*EXERCISE*: Go through the data below. Pull out every line that has the word "Lack".

:: RECORD EXCERPTS

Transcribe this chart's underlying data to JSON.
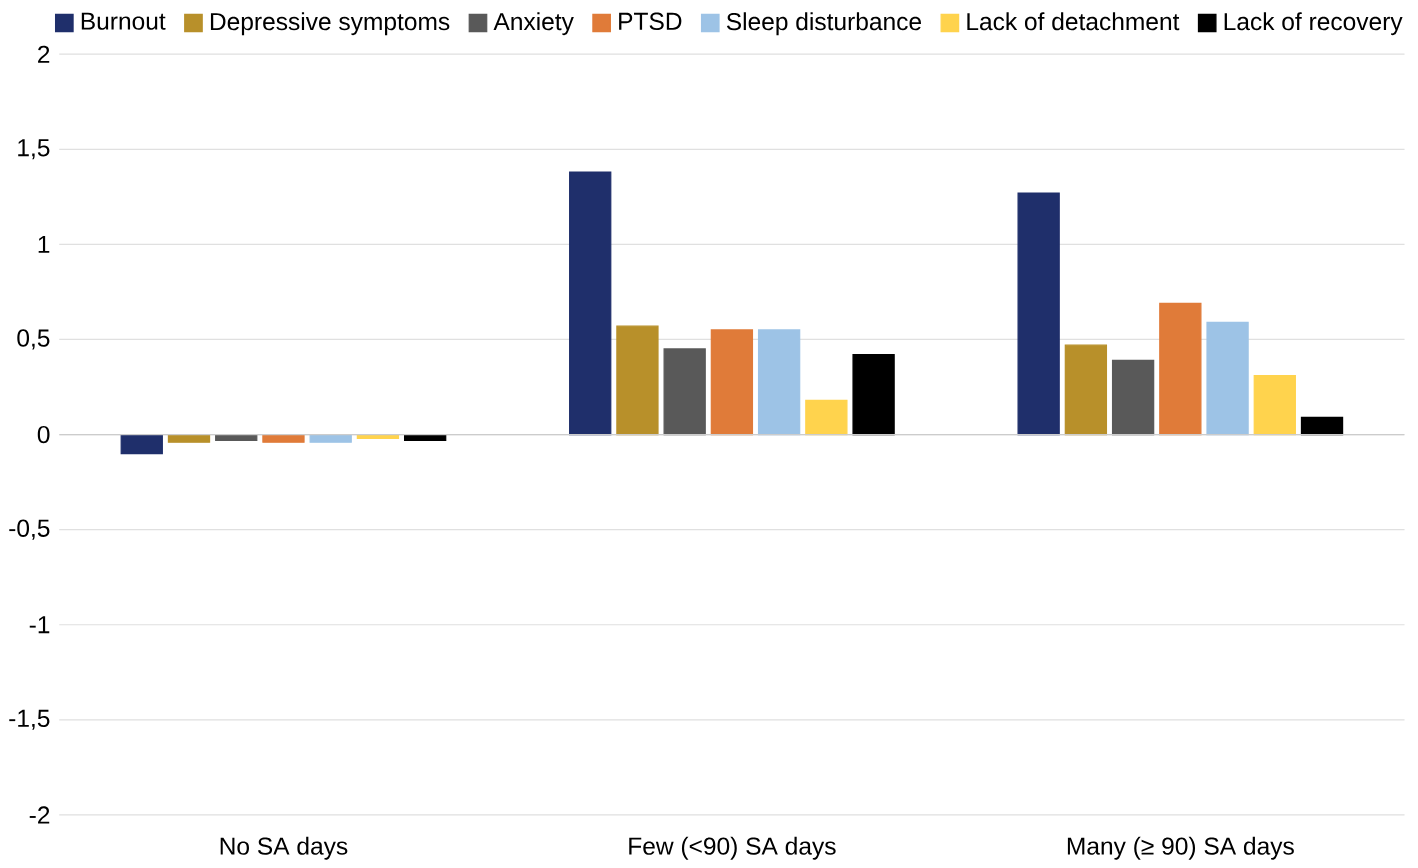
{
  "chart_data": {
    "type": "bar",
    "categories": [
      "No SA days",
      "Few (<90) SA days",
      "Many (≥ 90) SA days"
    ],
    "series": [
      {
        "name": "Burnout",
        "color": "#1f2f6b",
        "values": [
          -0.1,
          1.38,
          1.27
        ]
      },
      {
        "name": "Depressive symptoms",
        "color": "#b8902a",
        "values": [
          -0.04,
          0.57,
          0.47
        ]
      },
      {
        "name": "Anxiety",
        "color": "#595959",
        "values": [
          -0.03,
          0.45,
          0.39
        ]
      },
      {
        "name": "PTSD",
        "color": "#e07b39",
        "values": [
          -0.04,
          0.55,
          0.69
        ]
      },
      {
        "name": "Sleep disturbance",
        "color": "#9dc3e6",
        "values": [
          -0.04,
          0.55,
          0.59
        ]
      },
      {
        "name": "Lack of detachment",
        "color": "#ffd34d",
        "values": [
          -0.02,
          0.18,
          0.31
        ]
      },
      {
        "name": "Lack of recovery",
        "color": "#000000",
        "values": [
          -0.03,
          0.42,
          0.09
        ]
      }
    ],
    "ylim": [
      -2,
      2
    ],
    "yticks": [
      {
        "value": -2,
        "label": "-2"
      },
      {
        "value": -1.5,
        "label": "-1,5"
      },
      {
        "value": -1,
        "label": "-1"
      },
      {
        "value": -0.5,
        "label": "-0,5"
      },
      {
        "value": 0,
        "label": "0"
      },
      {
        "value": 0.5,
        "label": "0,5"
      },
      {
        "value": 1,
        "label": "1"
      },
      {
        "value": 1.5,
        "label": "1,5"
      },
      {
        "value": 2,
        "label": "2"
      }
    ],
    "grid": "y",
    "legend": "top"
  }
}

::::

*SOLUTION TO THE PROBLEM*:
        "name": "Lack of detachment",
        "name": "Lack of recovery",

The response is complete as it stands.